Set task: Reproduce all the lines exactly as they stand, apart from the pictures.

Source records:
□ □ □ □ □

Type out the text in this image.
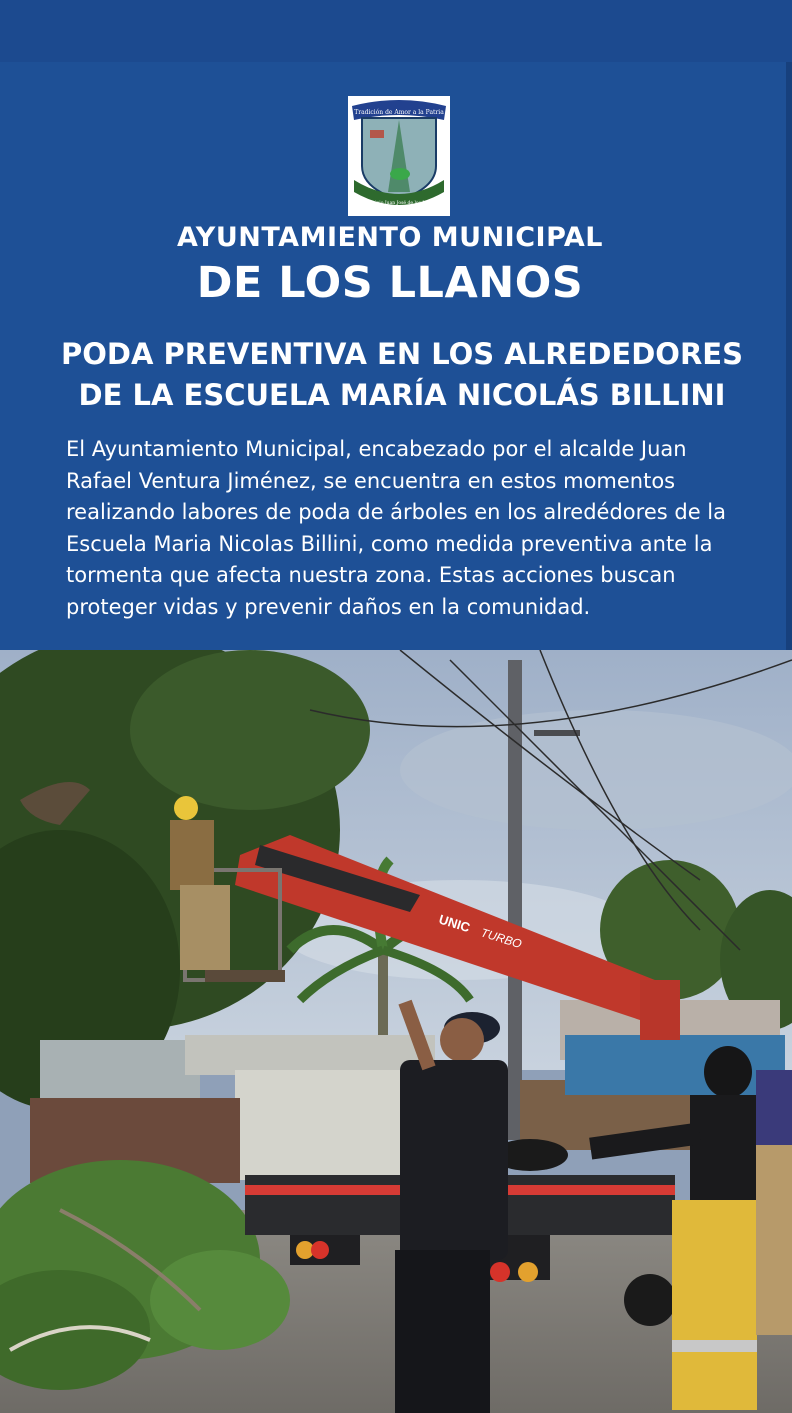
Tradición de Amor a la Patria
Municipio Juan José de los Llanos
AYUNTAMIENTO MUNICIPAL
DE LOS LLANOS
PODA PREVENTIVA EN LOS ALREDEDORES
DE LA ESCUELA MARÍA NICOLÁS BILLINI
El Ayuntamiento Municipal, encabezado por el alcalde Juan Rafael Ventura Jiménez, se encuentra en estos momentos realizando labores de poda de árboles en los alredédores de la Escuela Maria Nicolas Billini, como medida preventiva ante la tormenta que afecta nuestra zona. Estas acciones buscan proteger vidas y prevenir daños en la comunidad.
UNIC
TURBO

□ □ □ □ □

Correct output:
Type out the text in this image.
Tradición de Amor a la Patria
Municipio Juan José de los Llanos
AYUNTAMIENTO MUNICIPAL
DE LOS LLANOS
PODA PREVENTIVA EN LOS ALREDEDORES
DE LA ESCUELA MARÍA NICOLÁS BILLINI
El Ayuntamiento Municipal, encabezado por el alcalde Juan Rafael Ventura Jiménez, se encuentra en estos momentos realizando labores de poda de árboles en los alredédores de la Escuela Maria Nicolas Billini, como medida preventiva ante la tormenta que afecta nuestra zona. Estas acciones buscan proteger vidas y prevenir daños en la comunidad.
UNIC
TURBO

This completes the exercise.